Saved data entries

******

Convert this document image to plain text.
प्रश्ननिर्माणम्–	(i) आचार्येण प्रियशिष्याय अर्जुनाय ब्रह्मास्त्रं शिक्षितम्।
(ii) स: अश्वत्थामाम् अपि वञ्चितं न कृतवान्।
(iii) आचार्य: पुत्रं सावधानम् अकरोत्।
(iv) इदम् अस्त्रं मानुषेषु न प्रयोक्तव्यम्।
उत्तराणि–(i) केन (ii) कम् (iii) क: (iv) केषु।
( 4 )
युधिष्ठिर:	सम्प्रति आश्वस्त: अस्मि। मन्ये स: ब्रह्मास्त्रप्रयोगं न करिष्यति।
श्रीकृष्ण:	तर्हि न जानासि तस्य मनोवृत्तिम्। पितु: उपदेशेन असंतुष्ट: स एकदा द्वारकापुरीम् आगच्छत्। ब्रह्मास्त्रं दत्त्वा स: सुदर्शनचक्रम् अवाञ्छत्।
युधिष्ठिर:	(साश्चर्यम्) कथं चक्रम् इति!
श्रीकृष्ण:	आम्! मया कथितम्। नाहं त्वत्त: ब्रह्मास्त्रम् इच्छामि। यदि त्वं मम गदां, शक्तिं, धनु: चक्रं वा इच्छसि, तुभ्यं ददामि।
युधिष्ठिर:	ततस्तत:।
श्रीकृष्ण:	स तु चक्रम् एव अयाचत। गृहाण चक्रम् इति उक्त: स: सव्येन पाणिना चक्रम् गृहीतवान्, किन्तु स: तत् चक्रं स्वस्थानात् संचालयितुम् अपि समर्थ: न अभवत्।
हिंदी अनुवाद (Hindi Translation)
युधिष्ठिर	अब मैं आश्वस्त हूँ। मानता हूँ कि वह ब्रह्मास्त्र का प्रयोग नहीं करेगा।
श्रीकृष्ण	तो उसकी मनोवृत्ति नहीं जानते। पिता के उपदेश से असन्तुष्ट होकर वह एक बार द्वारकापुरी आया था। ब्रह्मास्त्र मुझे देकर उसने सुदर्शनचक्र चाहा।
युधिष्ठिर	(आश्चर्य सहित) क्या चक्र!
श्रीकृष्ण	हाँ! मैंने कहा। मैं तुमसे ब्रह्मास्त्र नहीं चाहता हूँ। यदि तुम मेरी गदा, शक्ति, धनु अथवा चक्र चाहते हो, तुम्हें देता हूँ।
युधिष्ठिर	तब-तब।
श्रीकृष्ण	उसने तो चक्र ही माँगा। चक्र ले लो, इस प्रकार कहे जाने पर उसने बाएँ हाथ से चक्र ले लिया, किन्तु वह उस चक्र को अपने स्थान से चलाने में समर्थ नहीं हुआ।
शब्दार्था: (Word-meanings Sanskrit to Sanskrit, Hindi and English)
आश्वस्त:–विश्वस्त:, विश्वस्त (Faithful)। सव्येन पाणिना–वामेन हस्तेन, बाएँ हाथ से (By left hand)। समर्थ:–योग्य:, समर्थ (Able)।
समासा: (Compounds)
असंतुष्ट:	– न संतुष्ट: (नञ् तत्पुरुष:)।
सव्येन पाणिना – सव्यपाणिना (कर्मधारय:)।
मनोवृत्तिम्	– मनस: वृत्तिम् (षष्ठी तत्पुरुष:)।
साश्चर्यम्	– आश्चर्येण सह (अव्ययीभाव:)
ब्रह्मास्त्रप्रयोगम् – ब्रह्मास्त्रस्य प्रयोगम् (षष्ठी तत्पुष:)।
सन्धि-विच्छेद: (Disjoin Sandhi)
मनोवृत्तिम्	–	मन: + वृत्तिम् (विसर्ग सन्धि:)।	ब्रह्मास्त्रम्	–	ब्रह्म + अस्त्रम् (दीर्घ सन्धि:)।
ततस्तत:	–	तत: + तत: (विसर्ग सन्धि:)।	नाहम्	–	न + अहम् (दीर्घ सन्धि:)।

******

## [Exercise]
Above are several records. Count the lines among them that contain "Hindi" and give only the total.

## [Exercise response]
2